Region annotation records
◇ ◇ ◇ ◇ ◇ ◇ ◇
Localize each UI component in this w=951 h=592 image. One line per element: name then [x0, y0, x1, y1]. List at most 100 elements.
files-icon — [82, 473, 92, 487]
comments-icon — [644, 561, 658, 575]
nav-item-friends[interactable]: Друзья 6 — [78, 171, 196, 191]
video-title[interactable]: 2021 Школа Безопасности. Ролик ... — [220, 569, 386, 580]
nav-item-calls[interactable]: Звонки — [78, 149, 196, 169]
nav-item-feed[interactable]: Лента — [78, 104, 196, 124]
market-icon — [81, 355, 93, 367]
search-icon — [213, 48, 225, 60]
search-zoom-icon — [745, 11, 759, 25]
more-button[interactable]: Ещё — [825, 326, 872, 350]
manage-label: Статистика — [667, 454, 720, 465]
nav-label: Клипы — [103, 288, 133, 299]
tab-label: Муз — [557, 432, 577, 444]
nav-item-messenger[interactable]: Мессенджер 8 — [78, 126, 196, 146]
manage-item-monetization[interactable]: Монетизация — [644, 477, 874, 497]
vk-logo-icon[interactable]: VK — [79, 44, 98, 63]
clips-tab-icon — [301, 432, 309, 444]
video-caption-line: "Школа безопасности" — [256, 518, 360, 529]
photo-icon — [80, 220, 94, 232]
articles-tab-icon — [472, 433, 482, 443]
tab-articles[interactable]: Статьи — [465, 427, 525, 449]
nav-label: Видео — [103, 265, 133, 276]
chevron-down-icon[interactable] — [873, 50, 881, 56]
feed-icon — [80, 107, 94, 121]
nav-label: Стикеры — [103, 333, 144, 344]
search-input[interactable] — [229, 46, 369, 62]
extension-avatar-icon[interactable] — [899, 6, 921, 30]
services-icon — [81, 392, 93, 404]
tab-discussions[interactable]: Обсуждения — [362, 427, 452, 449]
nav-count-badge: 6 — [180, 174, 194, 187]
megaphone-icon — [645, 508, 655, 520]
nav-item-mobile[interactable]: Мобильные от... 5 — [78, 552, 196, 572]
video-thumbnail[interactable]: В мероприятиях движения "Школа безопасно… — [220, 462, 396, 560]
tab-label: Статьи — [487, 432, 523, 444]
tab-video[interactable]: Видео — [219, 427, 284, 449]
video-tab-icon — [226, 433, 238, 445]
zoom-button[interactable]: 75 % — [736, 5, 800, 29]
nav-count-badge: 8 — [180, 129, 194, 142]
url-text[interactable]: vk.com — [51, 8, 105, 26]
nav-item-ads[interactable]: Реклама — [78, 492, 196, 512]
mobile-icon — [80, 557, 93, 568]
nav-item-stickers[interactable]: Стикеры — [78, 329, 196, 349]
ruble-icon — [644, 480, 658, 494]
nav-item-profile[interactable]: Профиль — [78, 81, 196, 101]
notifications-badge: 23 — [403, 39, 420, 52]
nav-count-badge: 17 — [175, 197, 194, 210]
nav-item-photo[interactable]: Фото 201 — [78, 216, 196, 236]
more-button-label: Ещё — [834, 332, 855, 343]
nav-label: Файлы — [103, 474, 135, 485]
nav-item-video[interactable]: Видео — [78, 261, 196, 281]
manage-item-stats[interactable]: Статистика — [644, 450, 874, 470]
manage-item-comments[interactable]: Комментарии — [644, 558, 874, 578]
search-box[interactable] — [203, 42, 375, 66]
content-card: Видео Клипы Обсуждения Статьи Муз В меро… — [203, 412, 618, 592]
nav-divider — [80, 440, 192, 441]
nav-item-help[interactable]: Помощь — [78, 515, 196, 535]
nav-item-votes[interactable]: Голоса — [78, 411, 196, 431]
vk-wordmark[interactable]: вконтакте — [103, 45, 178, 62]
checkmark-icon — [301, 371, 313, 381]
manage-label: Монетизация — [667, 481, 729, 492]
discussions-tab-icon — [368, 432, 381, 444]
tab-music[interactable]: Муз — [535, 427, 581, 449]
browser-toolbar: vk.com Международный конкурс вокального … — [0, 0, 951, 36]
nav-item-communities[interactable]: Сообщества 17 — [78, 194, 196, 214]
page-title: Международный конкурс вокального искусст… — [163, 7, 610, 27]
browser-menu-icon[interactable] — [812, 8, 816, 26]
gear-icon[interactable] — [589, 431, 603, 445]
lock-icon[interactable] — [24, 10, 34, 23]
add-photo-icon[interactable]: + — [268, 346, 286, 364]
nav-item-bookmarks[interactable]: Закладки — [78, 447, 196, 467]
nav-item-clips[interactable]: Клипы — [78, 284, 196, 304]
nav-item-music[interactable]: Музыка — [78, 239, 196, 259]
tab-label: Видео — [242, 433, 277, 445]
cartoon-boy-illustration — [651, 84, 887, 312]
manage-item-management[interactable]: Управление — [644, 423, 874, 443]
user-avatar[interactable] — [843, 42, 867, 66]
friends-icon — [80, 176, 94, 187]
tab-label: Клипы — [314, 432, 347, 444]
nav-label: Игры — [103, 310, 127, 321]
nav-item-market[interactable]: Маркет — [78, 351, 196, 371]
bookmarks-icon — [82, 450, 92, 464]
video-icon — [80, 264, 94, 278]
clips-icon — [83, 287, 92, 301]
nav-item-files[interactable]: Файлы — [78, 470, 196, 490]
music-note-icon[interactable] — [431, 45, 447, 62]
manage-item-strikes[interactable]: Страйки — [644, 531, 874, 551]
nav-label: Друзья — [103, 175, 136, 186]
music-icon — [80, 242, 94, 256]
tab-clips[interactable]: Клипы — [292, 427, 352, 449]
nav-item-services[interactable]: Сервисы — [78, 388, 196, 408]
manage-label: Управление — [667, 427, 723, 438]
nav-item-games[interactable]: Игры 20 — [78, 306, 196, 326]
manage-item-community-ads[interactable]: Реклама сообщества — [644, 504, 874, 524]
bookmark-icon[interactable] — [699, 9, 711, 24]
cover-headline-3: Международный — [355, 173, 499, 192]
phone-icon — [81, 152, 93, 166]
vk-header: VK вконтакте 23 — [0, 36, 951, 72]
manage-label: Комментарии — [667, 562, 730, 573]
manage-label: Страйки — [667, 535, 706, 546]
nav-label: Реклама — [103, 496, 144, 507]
◇ ◇ ◇ ◇ ◇ ◇ ◇
Copy out the records from their first line through the line containing "more-button[interactable]: Ещё —", keeping each line unchanged.

● **Final result**
Localize each UI component in this w=951 h=592 image. One line per element: name then [x0, y0, x1, y1]. List at most 100 elements.
files-icon — [82, 473, 92, 487]
comments-icon — [644, 561, 658, 575]
nav-item-friends[interactable]: Друзья 6 — [78, 171, 196, 191]
video-title[interactable]: 2021 Школа Безопасности. Ролик ... — [220, 569, 386, 580]
nav-item-calls[interactable]: Звонки — [78, 149, 196, 169]
nav-item-feed[interactable]: Лента — [78, 104, 196, 124]
market-icon — [81, 355, 93, 367]
search-icon — [213, 48, 225, 60]
search-zoom-icon — [745, 11, 759, 25]
more-button[interactable]: Ещё — [825, 326, 872, 350]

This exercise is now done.